- GIVEN TASK
Note how many lines include the word "Hawaiians", and give that number by itself.

-.-.-

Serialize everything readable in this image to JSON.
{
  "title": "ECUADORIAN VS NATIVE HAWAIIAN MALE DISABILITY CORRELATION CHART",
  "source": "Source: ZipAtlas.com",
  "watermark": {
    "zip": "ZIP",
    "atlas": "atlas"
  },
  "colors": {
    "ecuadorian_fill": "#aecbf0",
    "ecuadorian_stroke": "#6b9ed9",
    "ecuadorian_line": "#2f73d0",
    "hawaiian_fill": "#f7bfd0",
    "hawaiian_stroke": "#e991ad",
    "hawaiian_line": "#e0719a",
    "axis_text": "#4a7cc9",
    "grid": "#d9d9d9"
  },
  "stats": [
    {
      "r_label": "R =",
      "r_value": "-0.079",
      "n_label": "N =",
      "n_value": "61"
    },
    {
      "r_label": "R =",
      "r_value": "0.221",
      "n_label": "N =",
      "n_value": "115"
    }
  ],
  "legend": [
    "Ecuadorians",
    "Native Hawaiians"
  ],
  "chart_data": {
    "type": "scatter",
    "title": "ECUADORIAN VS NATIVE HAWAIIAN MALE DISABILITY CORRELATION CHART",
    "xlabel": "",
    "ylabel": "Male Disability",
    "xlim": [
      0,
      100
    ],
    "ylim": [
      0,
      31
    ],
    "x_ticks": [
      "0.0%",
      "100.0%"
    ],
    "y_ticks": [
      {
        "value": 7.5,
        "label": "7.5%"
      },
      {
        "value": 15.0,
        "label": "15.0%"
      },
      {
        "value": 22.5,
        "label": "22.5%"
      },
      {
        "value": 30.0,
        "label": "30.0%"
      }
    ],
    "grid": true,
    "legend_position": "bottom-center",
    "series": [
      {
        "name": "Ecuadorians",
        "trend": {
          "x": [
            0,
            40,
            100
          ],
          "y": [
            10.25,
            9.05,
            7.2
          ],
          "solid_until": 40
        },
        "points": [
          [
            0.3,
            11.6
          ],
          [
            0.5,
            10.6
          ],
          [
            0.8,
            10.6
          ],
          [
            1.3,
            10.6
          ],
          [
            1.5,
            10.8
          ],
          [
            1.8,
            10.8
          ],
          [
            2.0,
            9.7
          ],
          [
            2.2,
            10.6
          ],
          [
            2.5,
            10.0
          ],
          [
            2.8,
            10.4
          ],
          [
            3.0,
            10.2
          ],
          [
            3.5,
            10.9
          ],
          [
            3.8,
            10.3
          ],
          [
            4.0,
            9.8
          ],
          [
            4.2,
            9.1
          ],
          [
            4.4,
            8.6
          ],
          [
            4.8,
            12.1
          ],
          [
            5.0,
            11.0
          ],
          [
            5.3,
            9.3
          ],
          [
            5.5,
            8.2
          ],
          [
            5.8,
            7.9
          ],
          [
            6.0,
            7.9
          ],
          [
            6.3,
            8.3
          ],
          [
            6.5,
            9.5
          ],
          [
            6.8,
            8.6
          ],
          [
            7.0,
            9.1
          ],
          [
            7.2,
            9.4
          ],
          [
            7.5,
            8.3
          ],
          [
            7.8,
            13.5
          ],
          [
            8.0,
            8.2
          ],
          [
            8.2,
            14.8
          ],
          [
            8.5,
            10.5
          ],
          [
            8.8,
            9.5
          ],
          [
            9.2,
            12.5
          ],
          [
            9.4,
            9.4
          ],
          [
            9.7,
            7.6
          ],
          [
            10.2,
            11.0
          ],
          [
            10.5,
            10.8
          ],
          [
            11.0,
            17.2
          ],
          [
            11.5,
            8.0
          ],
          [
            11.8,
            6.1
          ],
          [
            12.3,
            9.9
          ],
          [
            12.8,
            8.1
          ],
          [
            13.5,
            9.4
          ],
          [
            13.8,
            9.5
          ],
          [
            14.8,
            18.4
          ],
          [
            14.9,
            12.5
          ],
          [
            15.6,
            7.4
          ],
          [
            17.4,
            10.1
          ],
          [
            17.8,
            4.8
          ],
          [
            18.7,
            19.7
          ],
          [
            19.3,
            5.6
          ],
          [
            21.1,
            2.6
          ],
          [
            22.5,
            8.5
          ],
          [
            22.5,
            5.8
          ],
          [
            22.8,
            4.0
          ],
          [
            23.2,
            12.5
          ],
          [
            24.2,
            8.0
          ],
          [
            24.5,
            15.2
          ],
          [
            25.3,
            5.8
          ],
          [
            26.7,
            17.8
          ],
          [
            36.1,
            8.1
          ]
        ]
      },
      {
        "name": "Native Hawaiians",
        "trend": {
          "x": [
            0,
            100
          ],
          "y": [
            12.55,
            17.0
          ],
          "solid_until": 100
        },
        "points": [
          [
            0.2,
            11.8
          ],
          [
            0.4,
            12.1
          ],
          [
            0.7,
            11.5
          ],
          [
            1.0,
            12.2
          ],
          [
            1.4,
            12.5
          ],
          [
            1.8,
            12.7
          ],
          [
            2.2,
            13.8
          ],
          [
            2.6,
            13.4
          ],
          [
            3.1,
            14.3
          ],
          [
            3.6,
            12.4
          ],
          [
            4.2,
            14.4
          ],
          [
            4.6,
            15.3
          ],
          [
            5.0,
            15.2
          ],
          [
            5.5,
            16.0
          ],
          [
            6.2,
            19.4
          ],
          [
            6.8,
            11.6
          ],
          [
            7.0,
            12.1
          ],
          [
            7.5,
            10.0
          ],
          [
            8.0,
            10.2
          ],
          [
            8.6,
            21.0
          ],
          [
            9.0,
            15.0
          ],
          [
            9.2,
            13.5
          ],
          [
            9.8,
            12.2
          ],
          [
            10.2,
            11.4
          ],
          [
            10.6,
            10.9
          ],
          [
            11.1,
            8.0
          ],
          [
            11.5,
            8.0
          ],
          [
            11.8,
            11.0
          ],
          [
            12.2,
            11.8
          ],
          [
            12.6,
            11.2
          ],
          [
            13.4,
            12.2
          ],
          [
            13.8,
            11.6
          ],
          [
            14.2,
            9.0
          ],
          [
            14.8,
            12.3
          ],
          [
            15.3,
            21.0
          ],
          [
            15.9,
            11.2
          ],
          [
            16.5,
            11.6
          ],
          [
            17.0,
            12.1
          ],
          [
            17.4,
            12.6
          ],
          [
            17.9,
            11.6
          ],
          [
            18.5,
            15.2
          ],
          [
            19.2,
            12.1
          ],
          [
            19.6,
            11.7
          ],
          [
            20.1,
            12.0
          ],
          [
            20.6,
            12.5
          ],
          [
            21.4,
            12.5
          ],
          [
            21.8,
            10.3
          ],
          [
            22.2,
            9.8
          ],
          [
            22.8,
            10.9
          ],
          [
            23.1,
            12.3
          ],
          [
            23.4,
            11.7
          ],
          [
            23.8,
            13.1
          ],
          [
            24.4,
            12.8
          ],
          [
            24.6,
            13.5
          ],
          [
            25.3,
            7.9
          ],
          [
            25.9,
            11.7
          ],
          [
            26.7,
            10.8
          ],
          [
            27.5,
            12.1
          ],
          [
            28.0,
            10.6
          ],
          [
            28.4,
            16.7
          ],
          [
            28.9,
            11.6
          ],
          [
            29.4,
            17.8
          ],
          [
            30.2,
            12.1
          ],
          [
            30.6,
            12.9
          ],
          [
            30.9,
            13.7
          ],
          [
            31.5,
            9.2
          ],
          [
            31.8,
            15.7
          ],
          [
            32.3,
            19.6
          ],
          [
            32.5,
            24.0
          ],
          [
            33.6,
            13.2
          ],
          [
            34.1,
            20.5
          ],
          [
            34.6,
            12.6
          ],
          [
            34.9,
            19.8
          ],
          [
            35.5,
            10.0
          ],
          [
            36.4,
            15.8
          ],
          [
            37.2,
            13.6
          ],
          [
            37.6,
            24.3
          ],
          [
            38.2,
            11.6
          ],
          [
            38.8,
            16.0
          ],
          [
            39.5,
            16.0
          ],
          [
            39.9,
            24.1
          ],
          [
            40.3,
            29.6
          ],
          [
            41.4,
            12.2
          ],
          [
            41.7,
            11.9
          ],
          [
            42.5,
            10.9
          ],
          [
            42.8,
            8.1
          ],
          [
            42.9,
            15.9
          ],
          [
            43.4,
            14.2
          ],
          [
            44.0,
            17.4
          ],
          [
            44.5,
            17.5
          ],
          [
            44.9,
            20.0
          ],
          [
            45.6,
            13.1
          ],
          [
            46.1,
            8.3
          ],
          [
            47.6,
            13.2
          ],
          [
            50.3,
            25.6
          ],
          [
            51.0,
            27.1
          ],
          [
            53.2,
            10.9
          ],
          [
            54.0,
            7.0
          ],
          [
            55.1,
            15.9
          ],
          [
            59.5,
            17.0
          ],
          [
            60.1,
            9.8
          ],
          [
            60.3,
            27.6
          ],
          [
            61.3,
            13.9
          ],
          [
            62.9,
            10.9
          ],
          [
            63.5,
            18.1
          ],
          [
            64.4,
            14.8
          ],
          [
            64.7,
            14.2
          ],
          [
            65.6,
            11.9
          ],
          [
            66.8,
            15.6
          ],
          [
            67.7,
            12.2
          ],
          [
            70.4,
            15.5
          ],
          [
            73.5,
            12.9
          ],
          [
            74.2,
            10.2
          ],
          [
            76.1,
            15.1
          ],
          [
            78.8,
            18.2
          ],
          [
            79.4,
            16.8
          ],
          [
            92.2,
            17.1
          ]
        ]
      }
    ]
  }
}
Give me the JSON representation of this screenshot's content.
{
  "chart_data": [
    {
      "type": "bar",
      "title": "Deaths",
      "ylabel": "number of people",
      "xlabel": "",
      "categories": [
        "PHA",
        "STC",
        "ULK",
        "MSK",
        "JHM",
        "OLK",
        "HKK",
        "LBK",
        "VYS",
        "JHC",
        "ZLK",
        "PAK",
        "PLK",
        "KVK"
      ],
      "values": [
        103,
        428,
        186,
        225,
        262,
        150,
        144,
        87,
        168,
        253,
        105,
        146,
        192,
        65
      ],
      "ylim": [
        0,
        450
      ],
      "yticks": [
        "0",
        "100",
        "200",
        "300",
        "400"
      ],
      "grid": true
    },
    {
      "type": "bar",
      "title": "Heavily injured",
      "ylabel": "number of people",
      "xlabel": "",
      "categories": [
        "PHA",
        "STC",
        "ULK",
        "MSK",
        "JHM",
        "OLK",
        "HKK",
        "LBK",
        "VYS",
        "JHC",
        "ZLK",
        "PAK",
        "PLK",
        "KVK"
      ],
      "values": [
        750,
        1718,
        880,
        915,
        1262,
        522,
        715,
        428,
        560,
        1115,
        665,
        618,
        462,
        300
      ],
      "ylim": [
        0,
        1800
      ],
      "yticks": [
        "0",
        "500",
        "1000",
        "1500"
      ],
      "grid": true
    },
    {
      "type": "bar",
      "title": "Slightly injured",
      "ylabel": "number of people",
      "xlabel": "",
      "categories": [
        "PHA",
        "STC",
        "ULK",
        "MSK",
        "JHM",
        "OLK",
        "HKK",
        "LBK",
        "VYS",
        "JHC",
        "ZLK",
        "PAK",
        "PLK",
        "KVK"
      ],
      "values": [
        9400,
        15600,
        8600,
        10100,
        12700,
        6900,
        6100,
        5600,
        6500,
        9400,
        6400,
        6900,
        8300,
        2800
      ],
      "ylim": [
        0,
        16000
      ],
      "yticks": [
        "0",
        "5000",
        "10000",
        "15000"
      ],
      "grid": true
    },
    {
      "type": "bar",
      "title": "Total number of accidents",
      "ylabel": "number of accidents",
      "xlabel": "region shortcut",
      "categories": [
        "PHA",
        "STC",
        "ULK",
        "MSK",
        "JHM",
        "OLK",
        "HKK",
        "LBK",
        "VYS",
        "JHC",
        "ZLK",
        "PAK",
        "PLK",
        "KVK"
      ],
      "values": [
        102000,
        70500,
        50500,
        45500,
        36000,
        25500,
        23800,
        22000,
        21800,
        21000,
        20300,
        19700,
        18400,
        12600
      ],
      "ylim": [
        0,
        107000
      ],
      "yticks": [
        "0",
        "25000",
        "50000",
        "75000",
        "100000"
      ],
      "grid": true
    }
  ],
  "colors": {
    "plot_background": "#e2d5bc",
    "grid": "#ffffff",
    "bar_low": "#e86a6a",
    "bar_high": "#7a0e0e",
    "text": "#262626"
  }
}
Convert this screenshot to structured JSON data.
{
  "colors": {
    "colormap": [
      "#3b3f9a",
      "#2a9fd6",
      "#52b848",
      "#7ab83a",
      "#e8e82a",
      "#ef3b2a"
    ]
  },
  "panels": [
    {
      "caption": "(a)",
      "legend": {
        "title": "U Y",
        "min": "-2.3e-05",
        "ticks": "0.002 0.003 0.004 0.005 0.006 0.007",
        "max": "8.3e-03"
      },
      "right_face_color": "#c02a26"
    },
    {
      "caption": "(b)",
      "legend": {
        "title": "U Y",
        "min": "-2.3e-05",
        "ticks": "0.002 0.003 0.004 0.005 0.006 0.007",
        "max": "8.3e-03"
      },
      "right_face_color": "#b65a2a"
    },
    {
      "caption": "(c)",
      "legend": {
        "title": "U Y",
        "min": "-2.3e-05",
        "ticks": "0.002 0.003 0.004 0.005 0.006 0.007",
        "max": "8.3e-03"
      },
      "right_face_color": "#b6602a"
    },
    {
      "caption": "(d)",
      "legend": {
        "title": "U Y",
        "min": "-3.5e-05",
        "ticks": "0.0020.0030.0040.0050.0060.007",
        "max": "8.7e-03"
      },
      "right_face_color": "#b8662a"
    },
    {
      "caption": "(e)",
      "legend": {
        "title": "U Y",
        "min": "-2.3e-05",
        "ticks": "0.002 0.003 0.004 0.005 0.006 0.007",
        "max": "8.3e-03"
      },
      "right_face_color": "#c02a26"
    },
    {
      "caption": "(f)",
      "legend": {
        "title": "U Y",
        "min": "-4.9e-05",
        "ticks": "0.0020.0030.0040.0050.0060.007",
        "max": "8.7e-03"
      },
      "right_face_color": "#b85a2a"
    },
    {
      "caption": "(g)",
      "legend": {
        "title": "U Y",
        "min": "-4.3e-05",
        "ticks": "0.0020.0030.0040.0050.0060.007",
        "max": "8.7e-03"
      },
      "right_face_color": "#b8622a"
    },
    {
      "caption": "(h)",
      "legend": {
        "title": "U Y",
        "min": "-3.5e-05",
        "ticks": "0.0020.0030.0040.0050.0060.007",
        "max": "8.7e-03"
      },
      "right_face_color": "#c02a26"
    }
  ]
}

-.-.-

- THE SOLUTION
2